Give the entries starting at the line containing "chevron-up-icon[interactable]: ^ [429,140,441,151]" and ending at the line containing "product-label: Product [554,184,592,196]", both included, as a Markdown table with the columns Row and Entry. Leave out any blank lines.
━━━━━ Provided data
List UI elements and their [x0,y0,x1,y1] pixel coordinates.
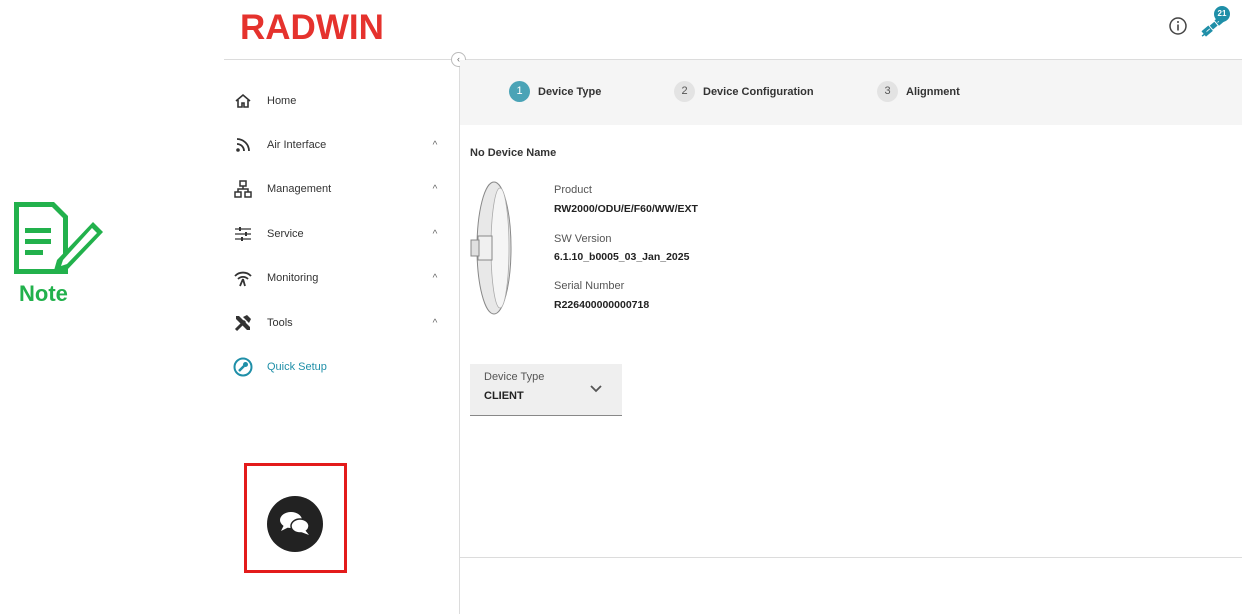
chevron-up-icon[interactable]: ^ [429,140,441,151]
step-device-type[interactable]: 1 Device Type [509,81,601,102]
sw-version-label: SW Version [554,233,612,245]
step-number: 1 [509,81,530,102]
radwin-logo[interactable]: RADWIN [240,8,384,48]
serial-number-value: R226400000000718 [554,299,650,311]
step-number: 3 [877,81,898,102]
note-label: Note [19,281,68,306]
sw-version-value: 6.1.10_b0005_03_Jan_2025 [554,251,690,263]
sidebar-item-label: Home [267,95,297,107]
info-icon[interactable] [1168,16,1188,36]
signal-icon [232,267,254,289]
step-alignment[interactable]: 3 Alignment [877,81,960,102]
sidebar-item-quick-setup[interactable]: Quick Setup [232,355,447,379]
chevron-up-icon[interactable]: ^ [429,318,441,329]
chevron-down-icon[interactable] [588,380,604,396]
note-edit-icon [14,202,103,274]
step-label: Alignment [906,85,960,98]
sidebar-item-label: Monitoring [267,272,319,284]
step-label: Device Type [538,85,602,98]
setup-stepper: 1 Device Type 2 Device Configuration 3 A… [460,60,1242,125]
wireless-icon [232,134,254,156]
device-type-label: Device Type [484,371,545,383]
chevron-up-icon[interactable]: ^ [429,273,441,284]
step-device-configuration[interactable]: 2 Device Configuration [674,81,814,102]
product-label: Product [554,184,592,196]
sidebar-item-label: Quick Setup [267,361,327,373]
chat-button[interactable] [267,496,323,552]
sidebar-item-home[interactable]: Home [232,89,447,113]
product-value: RW2000/ODU/E/F60/WW/EXT [554,203,698,215]
note-badge: Note [8,198,108,308]
sidebar-item-label: Air Interface [267,139,327,151]
sidebar-item-label: Management [267,183,332,195]
antenna-image [470,178,520,323]
chat-icon [280,512,310,535]
chevron-up-icon[interactable]: ^ [429,184,441,195]
chat-highlight-box [244,463,347,573]
sidebar-item-service[interactable]: Service ^ [232,222,447,246]
serial-number-label: Serial Number [554,280,625,292]
device-type-select[interactable]: Device Type CLIENT [470,364,622,416]
network-icon [232,178,254,200]
step-number: 2 [674,81,695,102]
notification-badge: 21 [1214,6,1230,22]
step-label: Device Configuration [703,85,814,98]
sidebar-item-label: Tools [267,317,293,329]
sliders-icon [232,223,254,245]
footer-divider [460,557,1242,558]
device-type-value: CLIENT [484,390,524,402]
sidebar-divider [459,60,460,614]
home-icon [232,90,254,112]
sidebar-item-air-interface[interactable]: Air Interface ^ [232,133,447,157]
tools-icon [232,312,254,334]
sidebar-item-label: Service [267,228,304,240]
sidebar-item-management[interactable]: Management ^ [232,177,447,201]
quick-setup-icon [232,356,254,378]
sidebar-item-monitoring[interactable]: Monitoring ^ [232,266,447,290]
device-name: No Device Name [470,147,557,159]
sidebar-item-tools[interactable]: Tools ^ [232,311,447,335]
chevron-up-icon[interactable]: ^ [429,229,441,240]
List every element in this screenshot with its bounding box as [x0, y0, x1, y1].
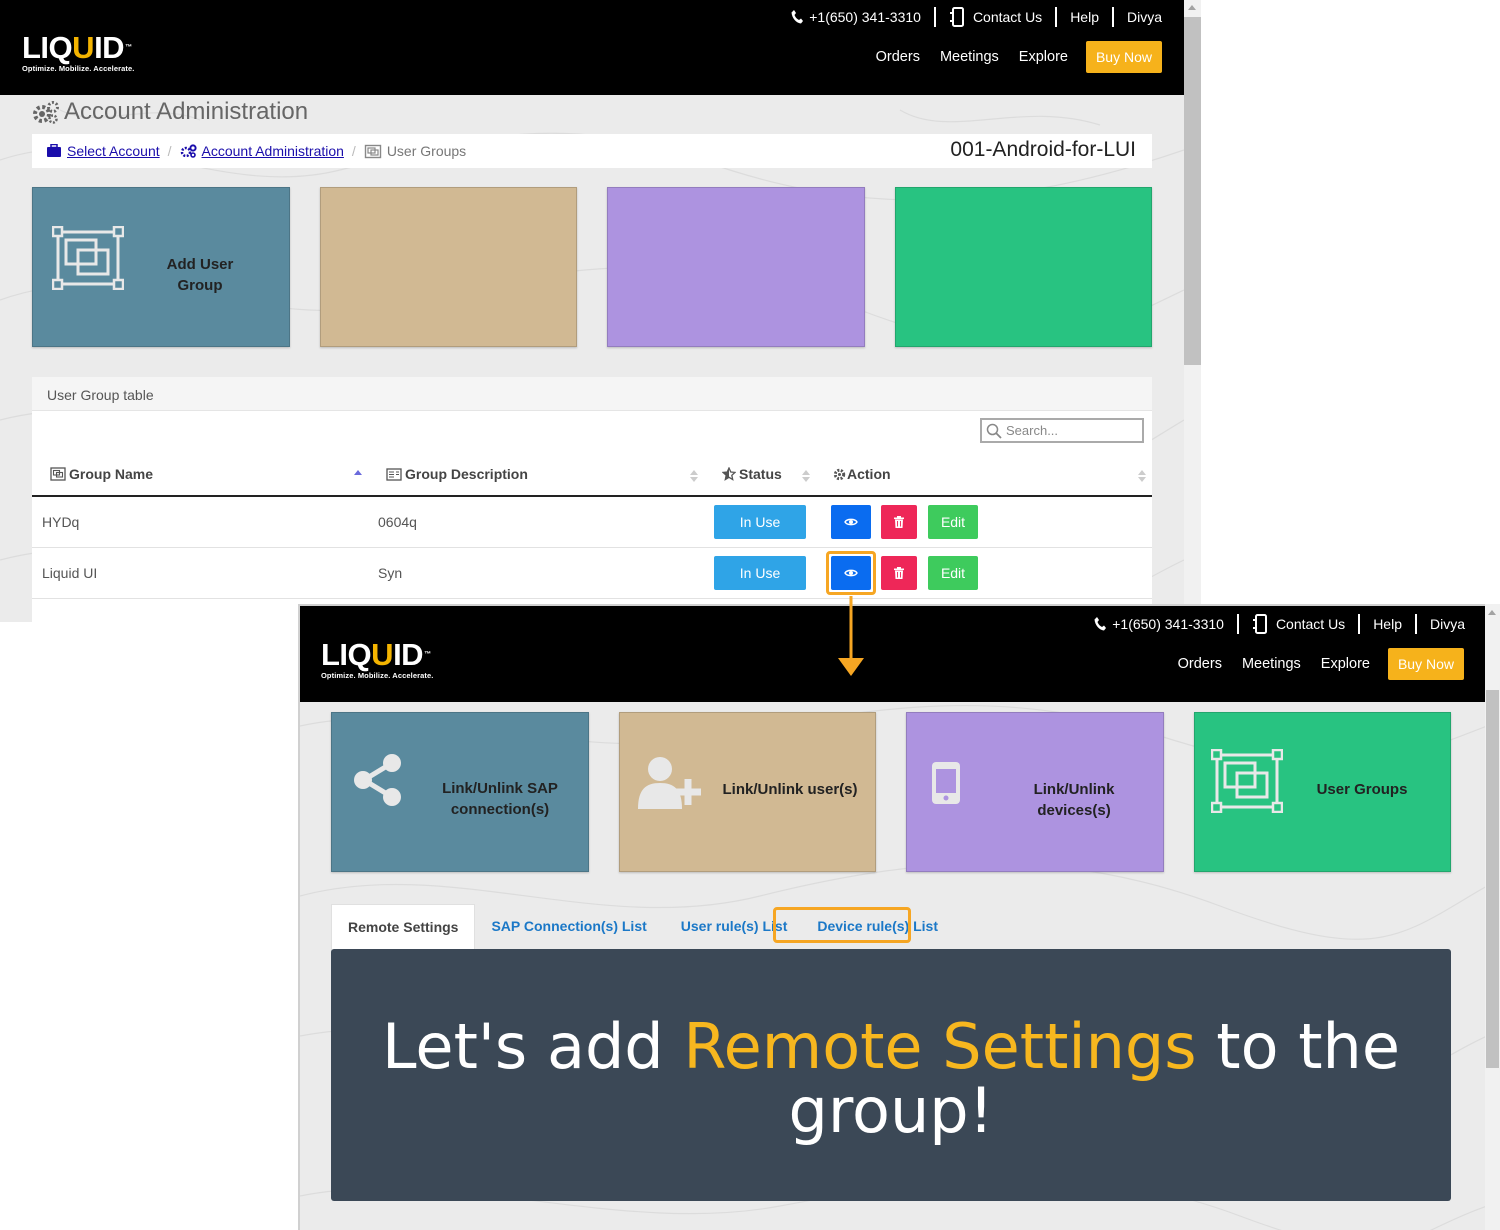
link-sap-connections-tile[interactable]: Link/Unlink SAP connection(s) — [331, 712, 589, 872]
page-title: Account Administration — [32, 98, 308, 126]
phone-icon — [791, 10, 804, 24]
breadcrumb-select-account[interactable]: Select Account — [67, 143, 160, 159]
link-users-label: Link/Unlink user(s) — [722, 781, 858, 798]
help-link[interactable]: Help — [1070, 9, 1099, 25]
nav-orders[interactable]: Orders — [1178, 656, 1222, 672]
card-icon — [386, 467, 402, 481]
cell-group-name: HYDq — [42, 514, 80, 530]
sort-both-icon[interactable] — [1138, 469, 1146, 483]
contact-phone-icon — [949, 7, 964, 27]
link-users-tile[interactable]: Link/Unlink user(s) — [619, 712, 876, 872]
eye-icon — [844, 518, 858, 526]
delete-button[interactable] — [881, 505, 917, 539]
help-link[interactable]: Help — [1373, 616, 1402, 632]
link-sap-label: Link/Unlink SAP connection(s) — [442, 780, 558, 818]
top-header: LIQUID™ Optimize. Mobilize. Accelerate. … — [0, 0, 1184, 95]
table-title: User Group table — [32, 377, 1152, 411]
tile-2[interactable] — [320, 187, 577, 347]
contact-phone-icon — [1252, 614, 1267, 634]
col-action[interactable]: Action — [833, 466, 891, 482]
add-user-group-tile[interactable]: Add User Group — [32, 187, 290, 347]
contact-us-link[interactable]: Contact Us — [973, 9, 1042, 25]
col-status[interactable]: Status — [722, 466, 782, 482]
briefcase-icon — [47, 144, 61, 157]
star-half-icon — [722, 467, 736, 481]
mobile-icon — [932, 762, 960, 804]
cell-group-description: 0604q — [378, 514, 417, 530]
breadcrumb-current: User Groups — [386, 143, 467, 159]
phone-number[interactable]: +1(650) 341-3310 — [809, 9, 921, 25]
top-contact-bar: +1(650) 341-3310 Contact Us Help Divya — [791, 7, 1162, 27]
nav-orders[interactable]: Orders — [876, 49, 920, 65]
liquid-logo[interactable]: LIQUID™ Optimize. Mobilize. Accelerate. — [22, 32, 134, 73]
delete-button[interactable] — [881, 556, 917, 590]
device-rules-tab-highlight — [773, 907, 911, 943]
trash-icon — [894, 516, 904, 528]
user-group-table-panel: User Group table Search... Group Name Gr… — [32, 377, 1152, 622]
sort-asc-icon[interactable] — [354, 469, 362, 483]
user-group-icon — [1211, 749, 1283, 813]
link-devices-label: Link/Unlink devices(s) — [1033, 781, 1115, 819]
add-user-group-label: Add User Group — [166, 256, 234, 294]
gear-icon — [833, 468, 846, 480]
sort-both-icon[interactable] — [690, 469, 698, 483]
user-plus-icon — [638, 757, 701, 809]
tile-4[interactable] — [895, 187, 1152, 347]
view-button[interactable] — [831, 505, 871, 539]
nav-meetings[interactable]: Meetings — [1242, 656, 1301, 672]
buy-now-button[interactable]: Buy Now — [1085, 41, 1162, 73]
tile-3[interactable] — [607, 187, 865, 347]
tab-sap-connections-list[interactable]: SAP Connection(s) List — [475, 904, 662, 950]
user-group-icon — [50, 467, 66, 481]
user-group-icon — [52, 226, 124, 290]
contact-us-link[interactable]: Contact Us — [1276, 616, 1345, 632]
search-input[interactable]: Search... — [980, 418, 1144, 443]
breadcrumb-account-administration[interactable]: Account Administration — [202, 143, 344, 159]
nav-explore[interactable]: Explore — [1019, 49, 1068, 65]
col-group-name[interactable]: Group Name — [50, 466, 153, 482]
user-name[interactable]: Divya — [1430, 616, 1465, 632]
status-in-use-button[interactable]: In Use — [714, 556, 806, 590]
share-icon — [354, 754, 401, 806]
buy-now-button[interactable]: Buy Now — [1387, 648, 1464, 680]
trash-icon — [894, 567, 904, 579]
link-devices-tile[interactable]: Link/Unlink devices(s) — [906, 712, 1164, 872]
top-contact-bar: +1(650) 341-3310 Contact Us Help Divya — [1094, 614, 1465, 634]
banner-text: Let's add Remote Settings to the group! — [381, 1010, 1401, 1147]
main-nav: Orders Meetings Explore Buy Now — [1158, 648, 1464, 680]
gears-icon — [33, 101, 59, 124]
gears-small-icon — [180, 144, 197, 158]
account-name: 001-Android-for-LUI — [950, 138, 1136, 161]
scrollbar[interactable] — [1184, 0, 1201, 622]
scrollbar[interactable] — [1485, 604, 1500, 1230]
breadcrumb: Select Account / Account Administration … — [32, 134, 1152, 168]
cell-group-description: Syn — [378, 565, 403, 581]
account-admin-screen: LIQUID™ Optimize. Mobilize. Accelerate. … — [0, 0, 1184, 622]
down-arrow-icon — [838, 596, 864, 676]
phone-number[interactable]: +1(650) 341-3310 — [1112, 616, 1224, 632]
phone-icon — [1094, 617, 1107, 631]
liquid-logo[interactable]: LIQUID™ Optimize. Mobilize. Accelerate. — [321, 639, 433, 680]
cell-group-name: Liquid UI — [42, 565, 98, 581]
view-button-highlight — [826, 551, 876, 595]
user-groups-tile[interactable]: User Groups — [1194, 712, 1451, 872]
user-name[interactable]: Divya — [1127, 9, 1162, 25]
user-groups-label: User Groups — [1316, 781, 1408, 798]
status-in-use-button[interactable]: In Use — [714, 505, 806, 539]
main-nav: Orders Meetings Explore Buy Now — [856, 41, 1162, 73]
nav-explore[interactable]: Explore — [1321, 656, 1370, 672]
table-row: HYDq 0604q In Use Edit — [32, 497, 1152, 548]
group-detail-screen: LIQUID™ Optimize. Mobilize. Accelerate. … — [298, 604, 1485, 1230]
table-row: Liquid UI Syn In Use Edit — [32, 548, 1152, 599]
nav-meetings[interactable]: Meetings — [940, 49, 999, 65]
search-icon — [986, 423, 1002, 439]
edit-button[interactable]: Edit — [928, 556, 978, 590]
col-group-description[interactable]: Group Description — [386, 466, 528, 482]
sort-both-icon[interactable] — [802, 469, 810, 483]
top-header: LIQUID™ Optimize. Mobilize. Accelerate. … — [300, 606, 1485, 702]
instruction-banner: Let's add Remote Settings to the group! — [331, 949, 1451, 1201]
tab-remote-settings[interactable]: Remote Settings — [331, 904, 476, 950]
edit-button[interactable]: Edit — [928, 505, 978, 539]
user-group-icon — [364, 144, 382, 158]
━━━━━━━━━━
Complete response.
| Row | Entry |
|---|---|
| 1 | chevron-up-icon[interactable]: ^ [429,140,441,151] |
| 2 | step-device-type[interactable]: 1 Device Type [509,81,601,102] |
| 3 | sw-version-label: SW Version [554,233,612,245] |
| 4 | step-number: 1 [509,81,530,102] |
| 5 | radwin-logo[interactable]: RADWIN [240,8,384,48] |
| 6 | serial-number-value: R226400000000718 [554,299,650,311] |
| 7 | step-number: 3 [877,81,898,102] |
| 8 | note-label: Note [19,281,68,306] |
| 9 | sw-version-value: 6.1.10_b0005_03_Jan_2025 [554,251,690,263] |
| 10 | sidebar-item-label: Home [267,95,297,107] |
| 11 | info-icon[interactable] [1168,16,1188,36] |
| 12 | signal-icon [232,267,254,289] |
| 13 | step-alignment[interactable]: 3 Alignment [877,81,960,102] |
| 14 | sidebar-item-quick-setup[interactable]: Quick Setup [232,355,447,379] |
| 15 | chevron-up-icon[interactable]: ^ [429,318,441,329] |
| 16 | chevron-down-icon[interactable] [588,380,604,396] |
| 17 | note-edit-icon [14,202,103,274] |
| 18 | step-label: Alignment [906,85,960,98] |
| 19 | sidebar-item-label: Monitoring [267,272,319,284] |
| 20 | step-label: Device Type [538,85,602,98] |
| 21 | setup-stepper: 1 Device Type 2 Device Configuration 3 A… [460,60,1242,125] |
| 22 | wireless-icon [232,134,254,156] |
| 23 | device-type-label: Device Type [484,371,545,383] |
| 24 | chevron-up-icon[interactable]: ^ [429,273,441,284] |
| 25 | step-device-configuration[interactable]: 2 Device Configuration [674,81,814,102] |
| 26 | product-label: Product [554,184,592,196] |